> WHAT THIS TASK INVOLVES:
Pull every line containing "physb" from the listing.

> PROVIDED ENTRIES:

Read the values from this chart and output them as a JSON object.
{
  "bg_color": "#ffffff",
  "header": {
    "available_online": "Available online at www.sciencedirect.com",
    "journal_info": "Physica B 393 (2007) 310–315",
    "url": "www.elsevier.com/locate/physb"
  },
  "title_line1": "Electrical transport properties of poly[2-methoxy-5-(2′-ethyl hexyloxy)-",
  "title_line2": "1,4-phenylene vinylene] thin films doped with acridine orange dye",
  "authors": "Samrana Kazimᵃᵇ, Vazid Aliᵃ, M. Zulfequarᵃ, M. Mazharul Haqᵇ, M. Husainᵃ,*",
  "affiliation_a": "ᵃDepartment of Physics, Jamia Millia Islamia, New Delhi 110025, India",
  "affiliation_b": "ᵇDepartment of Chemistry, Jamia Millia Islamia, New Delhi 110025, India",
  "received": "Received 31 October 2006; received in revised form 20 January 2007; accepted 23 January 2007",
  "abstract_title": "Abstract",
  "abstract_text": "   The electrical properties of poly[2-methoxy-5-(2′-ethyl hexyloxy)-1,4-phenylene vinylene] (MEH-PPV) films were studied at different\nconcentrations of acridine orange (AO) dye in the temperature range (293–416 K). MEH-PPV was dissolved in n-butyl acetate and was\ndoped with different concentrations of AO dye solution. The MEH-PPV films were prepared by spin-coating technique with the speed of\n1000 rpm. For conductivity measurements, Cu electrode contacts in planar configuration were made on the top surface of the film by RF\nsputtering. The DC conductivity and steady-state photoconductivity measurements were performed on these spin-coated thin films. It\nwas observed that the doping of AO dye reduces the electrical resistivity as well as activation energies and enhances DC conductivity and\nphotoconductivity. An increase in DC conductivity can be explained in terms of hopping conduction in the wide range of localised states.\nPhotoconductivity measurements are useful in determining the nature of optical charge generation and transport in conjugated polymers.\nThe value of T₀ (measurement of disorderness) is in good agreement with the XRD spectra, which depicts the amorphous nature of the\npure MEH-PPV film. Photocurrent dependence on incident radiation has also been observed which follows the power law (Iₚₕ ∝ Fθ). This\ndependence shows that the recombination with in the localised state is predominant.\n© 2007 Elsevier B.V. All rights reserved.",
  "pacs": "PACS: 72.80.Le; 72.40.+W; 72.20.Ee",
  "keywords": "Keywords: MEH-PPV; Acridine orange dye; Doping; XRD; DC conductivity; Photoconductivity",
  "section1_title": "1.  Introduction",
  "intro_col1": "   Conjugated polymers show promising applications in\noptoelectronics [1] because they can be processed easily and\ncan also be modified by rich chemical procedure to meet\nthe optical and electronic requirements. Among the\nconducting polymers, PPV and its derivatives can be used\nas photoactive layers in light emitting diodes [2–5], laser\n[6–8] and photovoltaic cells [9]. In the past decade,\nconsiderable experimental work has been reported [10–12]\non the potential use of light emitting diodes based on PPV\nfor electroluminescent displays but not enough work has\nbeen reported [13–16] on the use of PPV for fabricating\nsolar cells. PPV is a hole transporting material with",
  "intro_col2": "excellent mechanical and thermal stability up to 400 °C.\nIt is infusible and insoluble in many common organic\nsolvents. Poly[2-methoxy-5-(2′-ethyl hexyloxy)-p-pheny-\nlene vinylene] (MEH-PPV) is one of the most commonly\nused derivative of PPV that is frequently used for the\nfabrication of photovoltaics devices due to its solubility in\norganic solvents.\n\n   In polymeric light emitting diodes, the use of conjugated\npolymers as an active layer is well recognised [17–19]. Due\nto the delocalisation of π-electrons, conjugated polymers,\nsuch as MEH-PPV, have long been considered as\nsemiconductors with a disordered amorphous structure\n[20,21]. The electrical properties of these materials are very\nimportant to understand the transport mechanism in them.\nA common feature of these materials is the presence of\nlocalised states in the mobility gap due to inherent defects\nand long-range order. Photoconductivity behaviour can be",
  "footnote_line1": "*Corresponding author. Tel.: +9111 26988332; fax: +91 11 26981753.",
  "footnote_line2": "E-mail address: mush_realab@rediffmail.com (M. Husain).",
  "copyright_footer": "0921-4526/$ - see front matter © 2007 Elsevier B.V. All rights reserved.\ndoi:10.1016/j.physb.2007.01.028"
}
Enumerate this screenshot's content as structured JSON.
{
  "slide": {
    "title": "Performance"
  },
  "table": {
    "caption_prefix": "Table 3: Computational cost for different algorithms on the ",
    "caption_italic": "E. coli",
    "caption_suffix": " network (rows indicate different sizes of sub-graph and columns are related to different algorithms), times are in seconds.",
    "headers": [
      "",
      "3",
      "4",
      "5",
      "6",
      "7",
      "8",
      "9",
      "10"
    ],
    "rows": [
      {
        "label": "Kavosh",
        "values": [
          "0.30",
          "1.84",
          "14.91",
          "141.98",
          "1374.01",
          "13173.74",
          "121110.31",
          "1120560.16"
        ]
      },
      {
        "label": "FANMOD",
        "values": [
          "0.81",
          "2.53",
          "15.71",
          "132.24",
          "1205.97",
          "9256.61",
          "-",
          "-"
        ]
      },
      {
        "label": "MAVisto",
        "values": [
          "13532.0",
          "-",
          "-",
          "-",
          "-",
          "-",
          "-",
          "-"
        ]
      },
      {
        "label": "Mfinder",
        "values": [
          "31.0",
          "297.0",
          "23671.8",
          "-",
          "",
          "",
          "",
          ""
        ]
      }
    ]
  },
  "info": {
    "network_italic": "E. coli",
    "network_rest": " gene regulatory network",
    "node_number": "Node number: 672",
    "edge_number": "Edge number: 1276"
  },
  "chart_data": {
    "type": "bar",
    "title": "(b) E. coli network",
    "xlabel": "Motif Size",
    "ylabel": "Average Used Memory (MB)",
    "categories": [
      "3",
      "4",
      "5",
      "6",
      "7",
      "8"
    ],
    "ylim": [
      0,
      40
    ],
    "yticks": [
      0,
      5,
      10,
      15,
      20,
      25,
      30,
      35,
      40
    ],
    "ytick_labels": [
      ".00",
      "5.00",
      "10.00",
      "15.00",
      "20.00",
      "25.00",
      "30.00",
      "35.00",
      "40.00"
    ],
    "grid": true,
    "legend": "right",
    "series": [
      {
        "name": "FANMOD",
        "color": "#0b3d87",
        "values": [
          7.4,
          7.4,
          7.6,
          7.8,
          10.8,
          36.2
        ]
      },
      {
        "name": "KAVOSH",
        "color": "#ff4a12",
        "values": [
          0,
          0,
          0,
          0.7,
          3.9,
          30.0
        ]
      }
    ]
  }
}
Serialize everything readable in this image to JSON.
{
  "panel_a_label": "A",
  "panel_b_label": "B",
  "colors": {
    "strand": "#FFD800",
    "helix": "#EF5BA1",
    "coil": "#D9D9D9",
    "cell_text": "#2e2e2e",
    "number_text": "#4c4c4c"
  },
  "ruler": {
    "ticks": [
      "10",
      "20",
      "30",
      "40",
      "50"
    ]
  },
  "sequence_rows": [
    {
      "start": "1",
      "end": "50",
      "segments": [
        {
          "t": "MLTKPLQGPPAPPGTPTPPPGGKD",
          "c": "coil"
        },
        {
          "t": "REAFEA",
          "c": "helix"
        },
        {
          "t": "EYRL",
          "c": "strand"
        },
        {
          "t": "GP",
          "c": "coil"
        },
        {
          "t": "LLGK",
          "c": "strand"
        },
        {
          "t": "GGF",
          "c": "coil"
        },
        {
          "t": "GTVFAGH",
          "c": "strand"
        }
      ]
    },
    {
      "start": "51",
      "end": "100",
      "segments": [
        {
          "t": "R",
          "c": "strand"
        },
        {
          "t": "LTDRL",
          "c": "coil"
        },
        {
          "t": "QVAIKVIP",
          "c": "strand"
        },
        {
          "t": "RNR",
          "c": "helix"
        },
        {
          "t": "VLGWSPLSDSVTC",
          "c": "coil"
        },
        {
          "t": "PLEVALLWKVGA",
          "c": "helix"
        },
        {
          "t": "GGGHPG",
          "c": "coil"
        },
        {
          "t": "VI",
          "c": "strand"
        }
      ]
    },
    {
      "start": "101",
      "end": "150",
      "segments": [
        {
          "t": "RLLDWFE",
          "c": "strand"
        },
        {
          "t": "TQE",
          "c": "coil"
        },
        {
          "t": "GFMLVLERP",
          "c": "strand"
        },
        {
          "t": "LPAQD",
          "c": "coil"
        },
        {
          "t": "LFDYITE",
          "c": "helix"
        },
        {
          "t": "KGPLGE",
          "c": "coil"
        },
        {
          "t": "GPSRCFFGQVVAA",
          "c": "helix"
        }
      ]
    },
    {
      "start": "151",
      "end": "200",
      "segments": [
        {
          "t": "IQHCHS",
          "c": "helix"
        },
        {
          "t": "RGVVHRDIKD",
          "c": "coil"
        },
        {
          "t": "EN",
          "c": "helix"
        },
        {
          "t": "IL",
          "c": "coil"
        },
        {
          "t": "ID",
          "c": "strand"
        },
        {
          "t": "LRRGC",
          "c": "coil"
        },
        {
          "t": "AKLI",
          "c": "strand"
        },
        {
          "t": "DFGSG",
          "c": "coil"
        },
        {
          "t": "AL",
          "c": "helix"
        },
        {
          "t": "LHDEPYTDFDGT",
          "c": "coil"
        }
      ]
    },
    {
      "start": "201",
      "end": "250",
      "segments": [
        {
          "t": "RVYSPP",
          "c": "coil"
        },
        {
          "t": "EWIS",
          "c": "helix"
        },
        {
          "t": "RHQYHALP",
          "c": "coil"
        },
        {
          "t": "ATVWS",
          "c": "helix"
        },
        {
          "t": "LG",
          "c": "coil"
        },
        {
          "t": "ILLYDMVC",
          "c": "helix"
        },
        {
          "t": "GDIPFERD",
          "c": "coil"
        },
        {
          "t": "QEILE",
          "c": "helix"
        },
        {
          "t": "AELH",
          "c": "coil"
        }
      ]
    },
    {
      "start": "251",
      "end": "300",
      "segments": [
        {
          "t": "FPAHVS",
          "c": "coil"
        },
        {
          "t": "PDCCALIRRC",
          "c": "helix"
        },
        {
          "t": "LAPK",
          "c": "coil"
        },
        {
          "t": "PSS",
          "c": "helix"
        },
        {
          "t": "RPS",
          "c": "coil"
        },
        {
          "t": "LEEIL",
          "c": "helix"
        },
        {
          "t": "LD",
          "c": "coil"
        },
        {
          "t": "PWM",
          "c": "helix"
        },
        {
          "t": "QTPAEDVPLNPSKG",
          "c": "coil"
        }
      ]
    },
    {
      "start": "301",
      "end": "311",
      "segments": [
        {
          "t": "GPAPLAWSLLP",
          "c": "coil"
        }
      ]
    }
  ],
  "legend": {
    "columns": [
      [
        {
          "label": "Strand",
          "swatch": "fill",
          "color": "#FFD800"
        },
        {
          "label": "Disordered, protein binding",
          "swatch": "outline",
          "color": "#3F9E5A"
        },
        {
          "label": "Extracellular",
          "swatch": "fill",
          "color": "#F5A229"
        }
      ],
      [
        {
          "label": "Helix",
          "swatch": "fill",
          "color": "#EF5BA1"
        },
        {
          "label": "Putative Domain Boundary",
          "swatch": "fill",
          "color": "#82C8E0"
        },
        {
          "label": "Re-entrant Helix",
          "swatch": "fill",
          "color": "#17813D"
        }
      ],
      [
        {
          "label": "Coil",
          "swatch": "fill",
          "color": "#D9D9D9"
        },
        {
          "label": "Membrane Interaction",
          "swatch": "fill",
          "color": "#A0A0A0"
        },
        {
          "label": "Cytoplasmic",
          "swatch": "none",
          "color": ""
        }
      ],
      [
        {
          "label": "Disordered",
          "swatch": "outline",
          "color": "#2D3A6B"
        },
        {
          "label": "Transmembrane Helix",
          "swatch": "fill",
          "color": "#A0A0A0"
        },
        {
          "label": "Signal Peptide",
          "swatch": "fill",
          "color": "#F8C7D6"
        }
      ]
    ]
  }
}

> EXERCISE RESPONSE:
    "url": "www.elsevier.com/locate/physb"
  "copyright_footer": "0921-4526/$ - see front matter © 2007 Elsevier B.V. All rights reserved.\ndoi:10.1016/j.physb.2007.01.028"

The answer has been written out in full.